| TASK BRIEF |
Reproduce the whole listing, character for character.

Source data:
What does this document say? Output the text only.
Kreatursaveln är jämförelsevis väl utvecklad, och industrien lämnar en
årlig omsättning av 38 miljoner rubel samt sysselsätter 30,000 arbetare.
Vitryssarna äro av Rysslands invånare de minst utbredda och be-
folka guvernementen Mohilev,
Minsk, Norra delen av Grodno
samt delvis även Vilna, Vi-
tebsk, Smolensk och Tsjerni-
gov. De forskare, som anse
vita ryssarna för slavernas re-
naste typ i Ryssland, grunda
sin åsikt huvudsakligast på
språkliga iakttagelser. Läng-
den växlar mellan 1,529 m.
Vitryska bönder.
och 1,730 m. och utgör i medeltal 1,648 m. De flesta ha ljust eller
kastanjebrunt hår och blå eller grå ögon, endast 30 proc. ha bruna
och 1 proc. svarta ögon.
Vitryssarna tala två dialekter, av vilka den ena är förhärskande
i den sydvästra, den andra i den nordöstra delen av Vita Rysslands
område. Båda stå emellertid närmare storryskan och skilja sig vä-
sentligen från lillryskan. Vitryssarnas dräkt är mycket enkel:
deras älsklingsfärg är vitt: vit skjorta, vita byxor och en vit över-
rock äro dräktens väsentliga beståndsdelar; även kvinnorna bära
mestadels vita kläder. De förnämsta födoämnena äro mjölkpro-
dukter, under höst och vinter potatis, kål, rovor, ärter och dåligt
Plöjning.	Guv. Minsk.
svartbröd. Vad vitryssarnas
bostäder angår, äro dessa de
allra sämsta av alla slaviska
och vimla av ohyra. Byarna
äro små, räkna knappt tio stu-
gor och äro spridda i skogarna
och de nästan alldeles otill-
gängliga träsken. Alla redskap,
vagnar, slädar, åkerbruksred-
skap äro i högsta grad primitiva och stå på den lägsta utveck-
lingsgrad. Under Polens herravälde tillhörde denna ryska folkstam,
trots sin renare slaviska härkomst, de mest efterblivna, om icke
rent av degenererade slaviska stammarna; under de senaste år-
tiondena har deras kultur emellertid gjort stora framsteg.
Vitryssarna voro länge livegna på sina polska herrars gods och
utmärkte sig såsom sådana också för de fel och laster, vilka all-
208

| RESULT BELOW |
What does this document say? Output the text only.
Kreatursaveln är jämförelsevis väl utvecklad, och industrien lämnar en
årlig omsättning av 38 miljoner rubel samt sysselsätter 30,000 arbetare.
Vitryssarna äro av Rysslands invånare de minst utbredda och be-
folka guvernementen Mohilev,
Minsk, Norra delen av Grodno
samt delvis även Vilna, Vi-
tebsk, Smolensk och Tsjerni-
gov. De forskare, som anse
vita ryssarna för slavernas re-
naste typ i Ryssland, grunda
sin åsikt huvudsakligast på
språkliga iakttagelser. Läng-
den växlar mellan 1,529 m.
Vitryska bönder.
och 1,730 m. och utgör i medeltal 1,648 m. De flesta ha ljust eller
kastanjebrunt hår och blå eller grå ögon, endast 30 proc. ha bruna
och 1 proc. svarta ögon.
Vitryssarna tala två dialekter, av vilka den ena är förhärskande
i den sydvästra, den andra i den nordöstra delen av Vita Rysslands
område. Båda stå emellertid närmare storryskan och skilja sig vä-
sentligen från lillryskan. Vitryssarnas dräkt är mycket enkel:
deras älsklingsfärg är vitt: vit skjorta, vita byxor och en vit över-
rock äro dräktens väsentliga beståndsdelar; även kvinnorna bära
mestadels vita kläder. De förnämsta födoämnena äro mjölkpro-
dukter, under höst och vinter potatis, kål, rovor, ärter och dåligt
Plöjning.	Guv. Minsk.
svartbröd. Vad vitryssarnas
bostäder angår, äro dessa de
allra sämsta av alla slaviska
och vimla av ohyra. Byarna
äro små, räkna knappt tio stu-
gor och äro spridda i skogarna
och de nästan alldeles otill-
gängliga träsken. Alla redskap,
vagnar, slädar, åkerbruksred-
skap äro i högsta grad primitiva och stå på den lägsta utveck-
lingsgrad. Under Polens herravälde tillhörde denna ryska folkstam,
trots sin renare slaviska härkomst, de mest efterblivna, om icke
rent av degenererade slaviska stammarna; under de senaste år-
tiondena har deras kultur emellertid gjort stora framsteg.
Vitryssarna voro länge livegna på sina polska herrars gods och
utmärkte sig såsom sådana också för de fel och laster, vilka all-
208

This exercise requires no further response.